** SHORT PROBLEM **
Rewrite all of the data below, replacing each occurrence of "chevron-down-icon" with "dropdown-arrow-icon" and keeping everything else the same.

Spatial layout data
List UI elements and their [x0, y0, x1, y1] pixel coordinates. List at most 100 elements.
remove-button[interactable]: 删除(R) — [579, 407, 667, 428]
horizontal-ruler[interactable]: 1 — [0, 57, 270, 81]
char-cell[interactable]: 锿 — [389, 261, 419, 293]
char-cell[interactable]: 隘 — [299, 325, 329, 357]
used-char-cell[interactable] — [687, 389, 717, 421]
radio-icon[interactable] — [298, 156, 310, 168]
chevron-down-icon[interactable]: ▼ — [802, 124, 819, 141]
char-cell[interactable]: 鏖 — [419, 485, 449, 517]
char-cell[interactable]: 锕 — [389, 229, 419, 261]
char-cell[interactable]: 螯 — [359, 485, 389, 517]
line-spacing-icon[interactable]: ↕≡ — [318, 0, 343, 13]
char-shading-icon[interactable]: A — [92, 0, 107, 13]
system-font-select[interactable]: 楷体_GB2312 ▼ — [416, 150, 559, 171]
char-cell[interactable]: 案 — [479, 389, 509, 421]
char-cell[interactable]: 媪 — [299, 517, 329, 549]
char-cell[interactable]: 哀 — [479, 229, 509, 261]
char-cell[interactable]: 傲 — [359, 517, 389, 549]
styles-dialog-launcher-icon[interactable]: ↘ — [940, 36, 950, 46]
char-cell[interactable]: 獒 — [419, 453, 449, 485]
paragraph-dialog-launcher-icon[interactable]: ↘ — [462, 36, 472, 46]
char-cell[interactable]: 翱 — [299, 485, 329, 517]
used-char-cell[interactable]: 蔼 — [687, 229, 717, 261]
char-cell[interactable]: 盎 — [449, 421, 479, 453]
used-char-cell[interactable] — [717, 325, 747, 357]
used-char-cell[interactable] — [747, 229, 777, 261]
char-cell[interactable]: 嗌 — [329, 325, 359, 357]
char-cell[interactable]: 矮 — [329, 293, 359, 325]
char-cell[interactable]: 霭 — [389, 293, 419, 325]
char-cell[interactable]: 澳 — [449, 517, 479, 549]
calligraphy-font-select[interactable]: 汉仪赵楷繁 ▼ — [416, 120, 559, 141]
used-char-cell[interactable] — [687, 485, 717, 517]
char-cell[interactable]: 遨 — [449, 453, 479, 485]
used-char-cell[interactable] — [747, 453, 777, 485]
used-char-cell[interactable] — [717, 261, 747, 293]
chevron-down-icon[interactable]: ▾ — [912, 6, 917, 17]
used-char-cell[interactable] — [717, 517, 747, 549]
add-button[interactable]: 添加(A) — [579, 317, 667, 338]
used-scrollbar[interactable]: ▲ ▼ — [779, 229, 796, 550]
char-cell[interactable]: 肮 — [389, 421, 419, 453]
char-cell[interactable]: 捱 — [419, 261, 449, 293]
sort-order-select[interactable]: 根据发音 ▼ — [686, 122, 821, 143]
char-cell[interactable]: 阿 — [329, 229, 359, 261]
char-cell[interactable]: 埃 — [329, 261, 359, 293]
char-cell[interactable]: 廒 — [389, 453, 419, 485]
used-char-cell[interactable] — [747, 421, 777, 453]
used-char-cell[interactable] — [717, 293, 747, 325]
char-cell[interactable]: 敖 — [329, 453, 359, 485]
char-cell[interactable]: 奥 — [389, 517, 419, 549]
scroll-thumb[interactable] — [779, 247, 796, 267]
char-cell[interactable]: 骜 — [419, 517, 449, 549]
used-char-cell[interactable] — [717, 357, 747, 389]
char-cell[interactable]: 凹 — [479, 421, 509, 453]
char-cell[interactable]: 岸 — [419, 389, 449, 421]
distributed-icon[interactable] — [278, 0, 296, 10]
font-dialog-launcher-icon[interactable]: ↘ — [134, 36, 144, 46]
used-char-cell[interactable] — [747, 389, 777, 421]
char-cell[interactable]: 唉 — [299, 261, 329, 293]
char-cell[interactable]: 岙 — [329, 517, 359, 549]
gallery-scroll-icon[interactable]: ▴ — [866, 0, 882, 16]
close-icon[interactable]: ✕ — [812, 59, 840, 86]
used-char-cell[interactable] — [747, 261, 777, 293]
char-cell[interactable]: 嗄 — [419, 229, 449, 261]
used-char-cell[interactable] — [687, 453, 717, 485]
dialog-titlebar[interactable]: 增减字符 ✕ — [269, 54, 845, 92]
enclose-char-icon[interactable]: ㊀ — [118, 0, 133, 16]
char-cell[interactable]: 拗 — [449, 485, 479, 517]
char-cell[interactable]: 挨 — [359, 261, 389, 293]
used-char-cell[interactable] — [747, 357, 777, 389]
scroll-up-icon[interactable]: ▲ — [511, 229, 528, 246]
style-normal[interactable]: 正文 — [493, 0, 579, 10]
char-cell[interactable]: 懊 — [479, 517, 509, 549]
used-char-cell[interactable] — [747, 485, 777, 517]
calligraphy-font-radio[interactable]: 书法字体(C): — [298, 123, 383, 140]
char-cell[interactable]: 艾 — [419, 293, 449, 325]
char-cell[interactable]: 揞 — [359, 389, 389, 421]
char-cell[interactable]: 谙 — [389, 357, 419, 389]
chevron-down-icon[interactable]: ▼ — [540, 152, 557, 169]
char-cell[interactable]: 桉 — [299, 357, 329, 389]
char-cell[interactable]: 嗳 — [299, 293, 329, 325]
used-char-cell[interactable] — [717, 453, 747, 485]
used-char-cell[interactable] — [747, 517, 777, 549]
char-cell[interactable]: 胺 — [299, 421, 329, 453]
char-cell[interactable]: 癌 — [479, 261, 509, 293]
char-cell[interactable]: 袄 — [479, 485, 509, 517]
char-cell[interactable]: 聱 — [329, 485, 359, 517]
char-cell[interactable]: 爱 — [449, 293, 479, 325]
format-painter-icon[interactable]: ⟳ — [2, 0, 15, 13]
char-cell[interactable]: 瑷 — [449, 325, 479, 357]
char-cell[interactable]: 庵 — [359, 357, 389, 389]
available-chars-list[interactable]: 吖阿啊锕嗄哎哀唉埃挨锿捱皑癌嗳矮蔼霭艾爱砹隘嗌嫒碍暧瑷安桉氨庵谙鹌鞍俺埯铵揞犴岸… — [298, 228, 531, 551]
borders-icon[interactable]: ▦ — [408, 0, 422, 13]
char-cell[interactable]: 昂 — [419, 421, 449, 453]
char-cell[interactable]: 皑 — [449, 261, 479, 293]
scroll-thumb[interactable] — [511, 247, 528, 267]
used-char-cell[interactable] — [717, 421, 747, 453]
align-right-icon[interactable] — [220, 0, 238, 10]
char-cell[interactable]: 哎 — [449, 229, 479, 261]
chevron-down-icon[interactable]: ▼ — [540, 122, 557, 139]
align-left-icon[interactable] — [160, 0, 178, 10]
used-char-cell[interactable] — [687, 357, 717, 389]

** WRITTEN ANSWER **
List UI elements and their [x0, y0, x1, y1] pixel coordinates. List at most 100 elements.
remove-button[interactable]: 删除(R) — [579, 407, 667, 428]
horizontal-ruler[interactable]: 1 — [0, 57, 270, 81]
char-cell[interactable]: 锿 — [389, 261, 419, 293]
char-cell[interactable]: 隘 — [299, 325, 329, 357]
used-char-cell[interactable] — [687, 389, 717, 421]
radio-icon[interactable] — [298, 156, 310, 168]
dropdown-arrow-icon[interactable]: ▼ — [802, 124, 819, 141]
char-cell[interactable]: 鏖 — [419, 485, 449, 517]
char-cell[interactable]: 锕 — [389, 229, 419, 261]
char-cell[interactable]: 螯 — [359, 485, 389, 517]
line-spacing-icon[interactable]: ↕≡ — [318, 0, 343, 13]
char-shading-icon[interactable]: A — [92, 0, 107, 13]
system-font-select[interactable]: 楷体_GB2312 ▼ — [416, 150, 559, 171]
char-cell[interactable]: 案 — [479, 389, 509, 421]
char-cell[interactable]: 媪 — [299, 517, 329, 549]
char-cell[interactable]: 哀 — [479, 229, 509, 261]
char-cell[interactable]: 傲 — [359, 517, 389, 549]
styles-dialog-launcher-icon[interactable]: ↘ — [940, 36, 950, 46]
char-cell[interactable]: 獒 — [419, 453, 449, 485]
paragraph-dialog-launcher-icon[interactable]: ↘ — [462, 36, 472, 46]
char-cell[interactable]: 翱 — [299, 485, 329, 517]
used-char-cell[interactable]: 蔼 — [687, 229, 717, 261]
char-cell[interactable]: 盎 — [449, 421, 479, 453]
used-char-cell[interactable] — [717, 325, 747, 357]
used-char-cell[interactable] — [747, 229, 777, 261]
char-cell[interactable]: 嗌 — [329, 325, 359, 357]
char-cell[interactable]: 矮 — [329, 293, 359, 325]
char-cell[interactable]: 霭 — [389, 293, 419, 325]
char-cell[interactable]: 澳 — [449, 517, 479, 549]
calligraphy-font-select[interactable]: 汉仪赵楷繁 ▼ — [416, 120, 559, 141]
used-char-cell[interactable] — [687, 485, 717, 517]
char-cell[interactable]: 遨 — [449, 453, 479, 485]
used-char-cell[interactable] — [747, 453, 777, 485]
used-char-cell[interactable] — [717, 261, 747, 293]
dropdown-arrow-icon[interactable]: ▾ — [912, 6, 917, 17]
used-char-cell[interactable] — [717, 517, 747, 549]
add-button[interactable]: 添加(A) — [579, 317, 667, 338]
used-scrollbar[interactable]: ▲ ▼ — [779, 229, 796, 550]
char-cell[interactable]: 肮 — [389, 421, 419, 453]
char-cell[interactable]: 捱 — [419, 261, 449, 293]
sort-order-select[interactable]: 根据发音 ▼ — [686, 122, 821, 143]
char-cell[interactable]: 阿 — [329, 229, 359, 261]
char-cell[interactable]: 埃 — [329, 261, 359, 293]
char-cell[interactable]: 廒 — [389, 453, 419, 485]
used-char-cell[interactable] — [747, 421, 777, 453]
used-char-cell[interactable] — [717, 293, 747, 325]
char-cell[interactable]: 敖 — [329, 453, 359, 485]
char-cell[interactable]: 奥 — [389, 517, 419, 549]
scroll-thumb[interactable] — [779, 247, 796, 267]
char-cell[interactable]: 骜 — [419, 517, 449, 549]
used-char-cell[interactable] — [717, 357, 747, 389]
char-cell[interactable]: 凹 — [479, 421, 509, 453]
char-cell[interactable]: 岸 — [419, 389, 449, 421]
distributed-icon[interactable] — [278, 0, 296, 10]
font-dialog-launcher-icon[interactable]: ↘ — [134, 36, 144, 46]
used-char-cell[interactable] — [747, 389, 777, 421]
char-cell[interactable]: 唉 — [299, 261, 329, 293]
char-cell[interactable]: 岙 — [329, 517, 359, 549]
gallery-scroll-icon[interactable]: ▴ — [866, 0, 882, 16]
close-icon[interactable]: ✕ — [812, 59, 840, 86]
used-char-cell[interactable] — [747, 261, 777, 293]
char-cell[interactable]: 嗄 — [419, 229, 449, 261]
used-char-cell[interactable] — [687, 453, 717, 485]
dialog-titlebar[interactable]: 增减字符 ✕ — [269, 54, 845, 92]
enclose-char-icon[interactable]: ㊀ — [118, 0, 133, 16]
char-cell[interactable]: 拗 — [449, 485, 479, 517]
char-cell[interactable]: 挨 — [359, 261, 389, 293]
used-char-cell[interactable] — [747, 357, 777, 389]
scroll-up-icon[interactable]: ▲ — [511, 229, 528, 246]
style-normal[interactable]: 正文 — [493, 0, 579, 10]
char-cell[interactable]: 懊 — [479, 517, 509, 549]
used-char-cell[interactable] — [747, 485, 777, 517]
calligraphy-font-radio[interactable]: 书法字体(C): — [298, 123, 383, 140]
char-cell[interactable]: 艾 — [419, 293, 449, 325]
char-cell[interactable]: 揞 — [359, 389, 389, 421]
char-cell[interactable]: 谙 — [389, 357, 419, 389]
dropdown-arrow-icon[interactable]: ▼ — [540, 152, 557, 169]
char-cell[interactable]: 桉 — [299, 357, 329, 389]
char-cell[interactable]: 嗳 — [299, 293, 329, 325]
used-char-cell[interactable] — [717, 453, 747, 485]
used-char-cell[interactable] — [747, 517, 777, 549]
char-cell[interactable]: 胺 — [299, 421, 329, 453]
char-cell[interactable]: 癌 — [479, 261, 509, 293]
char-cell[interactable]: 袄 — [479, 485, 509, 517]
char-cell[interactable]: 聱 — [329, 485, 359, 517]
char-cell[interactable]: 爱 — [449, 293, 479, 325]
format-painter-icon[interactable]: ⟳ — [2, 0, 15, 13]
char-cell[interactable]: 瑷 — [449, 325, 479, 357]
char-cell[interactable]: 庵 — [359, 357, 389, 389]
available-chars-list[interactable]: 吖阿啊锕嗄哎哀唉埃挨锿捱皑癌嗳矮蔼霭艾爱砹隘嗌嫒碍暧瑷安桉氨庵谙鹌鞍俺埯铵揞犴岸… — [298, 228, 531, 551]
borders-icon[interactable]: ▦ — [408, 0, 422, 13]
char-cell[interactable]: 昂 — [419, 421, 449, 453]
char-cell[interactable]: 皑 — [449, 261, 479, 293]
scroll-thumb[interactable] — [511, 247, 528, 267]
used-char-cell[interactable] — [717, 421, 747, 453]
align-right-icon[interactable] — [220, 0, 238, 10]
char-cell[interactable]: 哎 — [449, 229, 479, 261]
dropdown-arrow-icon[interactable]: ▼ — [540, 122, 557, 139]
align-left-icon[interactable] — [160, 0, 178, 10]
used-char-cell[interactable] — [687, 357, 717, 389]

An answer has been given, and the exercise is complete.